> **Exercise requirements**
Without altering anything, repeat each of the records.

> **The data**
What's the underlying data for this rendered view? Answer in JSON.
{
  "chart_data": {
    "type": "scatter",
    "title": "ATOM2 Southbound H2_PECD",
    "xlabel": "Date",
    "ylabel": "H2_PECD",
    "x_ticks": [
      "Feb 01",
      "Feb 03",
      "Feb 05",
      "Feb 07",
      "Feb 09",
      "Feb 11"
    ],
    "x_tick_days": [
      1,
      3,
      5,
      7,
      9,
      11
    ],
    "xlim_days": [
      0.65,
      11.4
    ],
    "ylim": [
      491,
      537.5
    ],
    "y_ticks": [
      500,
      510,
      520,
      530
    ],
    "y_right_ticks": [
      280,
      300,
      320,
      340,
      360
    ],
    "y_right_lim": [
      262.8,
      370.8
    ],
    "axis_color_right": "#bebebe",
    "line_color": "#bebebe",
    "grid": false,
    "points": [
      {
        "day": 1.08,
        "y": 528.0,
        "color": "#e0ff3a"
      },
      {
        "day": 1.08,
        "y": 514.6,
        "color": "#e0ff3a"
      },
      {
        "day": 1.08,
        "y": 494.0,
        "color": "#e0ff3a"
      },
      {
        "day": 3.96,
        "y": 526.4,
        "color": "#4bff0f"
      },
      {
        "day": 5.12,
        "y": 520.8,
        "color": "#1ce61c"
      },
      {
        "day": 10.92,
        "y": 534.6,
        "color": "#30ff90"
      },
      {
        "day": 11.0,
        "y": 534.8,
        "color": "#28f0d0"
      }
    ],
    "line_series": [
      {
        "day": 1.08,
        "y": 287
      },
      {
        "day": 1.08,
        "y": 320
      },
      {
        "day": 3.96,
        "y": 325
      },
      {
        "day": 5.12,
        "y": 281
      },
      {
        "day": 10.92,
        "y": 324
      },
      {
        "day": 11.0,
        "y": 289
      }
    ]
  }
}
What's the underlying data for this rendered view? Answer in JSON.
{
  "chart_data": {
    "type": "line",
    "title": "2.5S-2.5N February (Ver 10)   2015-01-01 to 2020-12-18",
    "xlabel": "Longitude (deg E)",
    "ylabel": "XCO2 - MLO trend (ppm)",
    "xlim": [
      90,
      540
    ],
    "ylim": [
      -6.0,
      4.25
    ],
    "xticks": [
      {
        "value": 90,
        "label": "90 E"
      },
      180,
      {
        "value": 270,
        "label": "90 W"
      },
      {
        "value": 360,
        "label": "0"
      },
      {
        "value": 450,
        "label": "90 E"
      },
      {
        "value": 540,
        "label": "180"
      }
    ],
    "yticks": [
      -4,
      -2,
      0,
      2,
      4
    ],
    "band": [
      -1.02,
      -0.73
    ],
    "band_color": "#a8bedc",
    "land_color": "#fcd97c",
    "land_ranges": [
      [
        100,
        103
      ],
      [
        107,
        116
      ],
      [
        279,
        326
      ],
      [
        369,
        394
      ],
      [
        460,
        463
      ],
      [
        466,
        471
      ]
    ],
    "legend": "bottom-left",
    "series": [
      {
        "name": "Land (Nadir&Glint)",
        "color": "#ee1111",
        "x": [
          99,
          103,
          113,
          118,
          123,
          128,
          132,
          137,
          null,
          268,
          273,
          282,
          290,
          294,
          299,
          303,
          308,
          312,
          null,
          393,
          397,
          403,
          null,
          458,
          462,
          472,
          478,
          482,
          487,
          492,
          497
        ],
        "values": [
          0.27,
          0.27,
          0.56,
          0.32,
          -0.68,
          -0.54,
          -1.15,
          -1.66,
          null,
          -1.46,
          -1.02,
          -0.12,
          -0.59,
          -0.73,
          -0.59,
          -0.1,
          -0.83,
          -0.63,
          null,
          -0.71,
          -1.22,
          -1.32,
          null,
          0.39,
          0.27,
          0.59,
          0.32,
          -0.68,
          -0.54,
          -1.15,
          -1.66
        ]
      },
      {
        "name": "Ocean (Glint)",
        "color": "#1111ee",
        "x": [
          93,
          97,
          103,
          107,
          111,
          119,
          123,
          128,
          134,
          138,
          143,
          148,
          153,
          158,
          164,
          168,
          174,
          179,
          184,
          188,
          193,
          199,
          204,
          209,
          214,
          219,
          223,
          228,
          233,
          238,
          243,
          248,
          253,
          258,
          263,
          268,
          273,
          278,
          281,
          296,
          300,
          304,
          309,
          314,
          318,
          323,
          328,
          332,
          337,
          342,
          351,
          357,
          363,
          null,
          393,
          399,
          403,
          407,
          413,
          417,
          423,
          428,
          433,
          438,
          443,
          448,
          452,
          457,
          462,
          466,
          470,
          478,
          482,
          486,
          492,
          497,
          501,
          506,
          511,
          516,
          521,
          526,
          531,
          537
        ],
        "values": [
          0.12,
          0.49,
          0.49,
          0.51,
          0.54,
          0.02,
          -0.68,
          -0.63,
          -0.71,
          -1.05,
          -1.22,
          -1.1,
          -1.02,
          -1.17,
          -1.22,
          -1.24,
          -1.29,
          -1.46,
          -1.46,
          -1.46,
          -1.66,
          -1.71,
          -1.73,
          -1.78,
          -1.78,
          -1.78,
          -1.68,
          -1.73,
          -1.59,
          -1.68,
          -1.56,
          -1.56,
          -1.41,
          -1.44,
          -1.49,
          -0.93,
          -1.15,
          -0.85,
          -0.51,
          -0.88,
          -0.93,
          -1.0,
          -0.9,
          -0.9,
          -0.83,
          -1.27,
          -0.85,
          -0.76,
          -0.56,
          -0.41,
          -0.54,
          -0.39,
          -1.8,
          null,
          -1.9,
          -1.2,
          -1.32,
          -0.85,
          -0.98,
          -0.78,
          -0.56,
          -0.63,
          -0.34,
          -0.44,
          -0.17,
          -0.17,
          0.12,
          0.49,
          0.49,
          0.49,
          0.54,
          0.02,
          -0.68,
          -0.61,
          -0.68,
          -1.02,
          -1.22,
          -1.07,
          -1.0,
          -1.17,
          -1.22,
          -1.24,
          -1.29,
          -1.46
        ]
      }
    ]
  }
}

> **Solution to this problem**
What's the underlying data for this rendered view? Answer in JSON.
{
  "chart_data": {
    "type": "scatter",
    "title": "ATOM2 Southbound H2_PECD",
    "xlabel": "Date",
    "ylabel": "H2_PECD",
    "x_ticks": [
      "Feb 01",
      "Feb 03",
      "Feb 05",
      "Feb 07",
      "Feb 09",
      "Feb 11"
    ],
    "x_tick_days": [
      1,
      3,
      5,
      7,
      9,
      11
    ],
    "xlim_days": [
      0.65,
      11.4
    ],
    "ylim": [
      491,
      537.5
    ],
    "y_ticks": [
      500,
      510,
      520,
      530
    ],
    "y_right_ticks": [
      280,
      300,
      320,
      340,
      360
    ],
    "y_right_lim": [
      262.8,
      370.8
    ],
    "axis_color_right": "#bebebe",
    "line_color": "#bebebe",
    "grid": false,
    "points": [
      {
        "day": 1.08,
        "y": 528.0,
        "color": "#e0ff3a"
      },
      {
        "day": 1.08,
        "y": 514.6,
        "color": "#e0ff3a"
      },
      {
        "day": 1.08,
        "y": 494.0,
        "color": "#e0ff3a"
      },
      {
        "day": 3.96,
        "y": 526.4,
        "color": "#4bff0f"
      },
      {
        "day": 5.12,
        "y": 520.8,
        "color": "#1ce61c"
      },
      {
        "day": 10.92,
        "y": 534.6,
        "color": "#30ff90"
      },
      {
        "day": 11.0,
        "y": 534.8,
        "color": "#28f0d0"
      }
    ],
    "line_series": [
      {
        "day": 1.08,
        "y": 287
      },
      {
        "day": 1.08,
        "y": 320
      },
      {
        "day": 3.96,
        "y": 325
      },
      {
        "day": 5.12,
        "y": 281
      },
      {
        "day": 10.92,
        "y": 324
      },
      {
        "day": 11.0,
        "y": 289
      }
    ]
  }
}
What's the underlying data for this rendered view? Answer in JSON.
{
  "chart_data": {
    "type": "line",
    "title": "2.5S-2.5N February (Ver 10)   2015-01-01 to 2020-12-18",
    "xlabel": "Longitude (deg E)",
    "ylabel": "XCO2 - MLO trend (ppm)",
    "xlim": [
      90,
      540
    ],
    "ylim": [
      -6.0,
      4.25
    ],
    "xticks": [
      {
        "value": 90,
        "label": "90 E"
      },
      180,
      {
        "value": 270,
        "label": "90 W"
      },
      {
        "value": 360,
        "label": "0"
      },
      {
        "value": 450,
        "label": "90 E"
      },
      {
        "value": 540,
        "label": "180"
      }
    ],
    "yticks": [
      -4,
      -2,
      0,
      2,
      4
    ],
    "band": [
      -1.02,
      -0.73
    ],
    "band_color": "#a8bedc",
    "land_color": "#fcd97c",
    "land_ranges": [
      [
        100,
        103
      ],
      [
        107,
        116
      ],
      [
        279,
        326
      ],
      [
        369,
        394
      ],
      [
        460,
        463
      ],
      [
        466,
        471
      ]
    ],
    "legend": "bottom-left",
    "series": [
      {
        "name": "Land (Nadir&Glint)",
        "color": "#ee1111",
        "x": [
          99,
          103,
          113,
          118,
          123,
          128,
          132,
          137,
          null,
          268,
          273,
          282,
          290,
          294,
          299,
          303,
          308,
          312,
          null,
          393,
          397,
          403,
          null,
          458,
          462,
          472,
          478,
          482,
          487,
          492,
          497
        ],
        "values": [
          0.27,
          0.27,
          0.56,
          0.32,
          -0.68,
          -0.54,
          -1.15,
          -1.66,
          null,
          -1.46,
          -1.02,
          -0.12,
          -0.59,
          -0.73,
          -0.59,
          -0.1,
          -0.83,
          -0.63,
          null,
          -0.71,
          -1.22,
          -1.32,
          null,
          0.39,
          0.27,
          0.59,
          0.32,
          -0.68,
          -0.54,
          -1.15,
          -1.66
        ]
      },
      {
        "name": "Ocean (Glint)",
        "color": "#1111ee",
        "x": [
          93,
          97,
          103,
          107,
          111,
          119,
          123,
          128,
          134,
          138,
          143,
          148,
          153,
          158,
          164,
          168,
          174,
          179,
          184,
          188,
          193,
          199,
          204,
          209,
          214,
          219,
          223,
          228,
          233,
          238,
          243,
          248,
          253,
          258,
          263,
          268,
          273,
          278,
          281,
          296,
          300,
          304,
          309,
          314,
          318,
          323,
          328,
          332,
          337,
          342,
          351,
          357,
          363,
          null,
          393,
          399,
          403,
          407,
          413,
          417,
          423,
          428,
          433,
          438,
          443,
          448,
          452,
          457,
          462,
          466,
          470,
          478,
          482,
          486,
          492,
          497,
          501,
          506,
          511,
          516,
          521,
          526,
          531,
          537
        ],
        "values": [
          0.12,
          0.49,
          0.49,
          0.51,
          0.54,
          0.02,
          -0.68,
          -0.63,
          -0.71,
          -1.05,
          -1.22,
          -1.1,
          -1.02,
          -1.17,
          -1.22,
          -1.24,
          -1.29,
          -1.46,
          -1.46,
          -1.46,
          -1.66,
          -1.71,
          -1.73,
          -1.78,
          -1.78,
          -1.78,
          -1.68,
          -1.73,
          -1.59,
          -1.68,
          -1.56,
          -1.56,
          -1.41,
          -1.44,
          -1.49,
          -0.93,
          -1.15,
          -0.85,
          -0.51,
          -0.88,
          -0.93,
          -1.0,
          -0.9,
          -0.9,
          -0.83,
          -1.27,
          -0.85,
          -0.76,
          -0.56,
          -0.41,
          -0.54,
          -0.39,
          -1.8,
          null,
          -1.9,
          -1.2,
          -1.32,
          -0.85,
          -0.98,
          -0.78,
          -0.56,
          -0.63,
          -0.34,
          -0.44,
          -0.17,
          -0.17,
          0.12,
          0.49,
          0.49,
          0.49,
          0.54,
          0.02,
          -0.68,
          -0.61,
          -0.68,
          -1.02,
          -1.22,
          -1.07,
          -1.0,
          -1.17,
          -1.22,
          -1.24,
          -1.29,
          -1.46
        ]
      }
    ]
  }
}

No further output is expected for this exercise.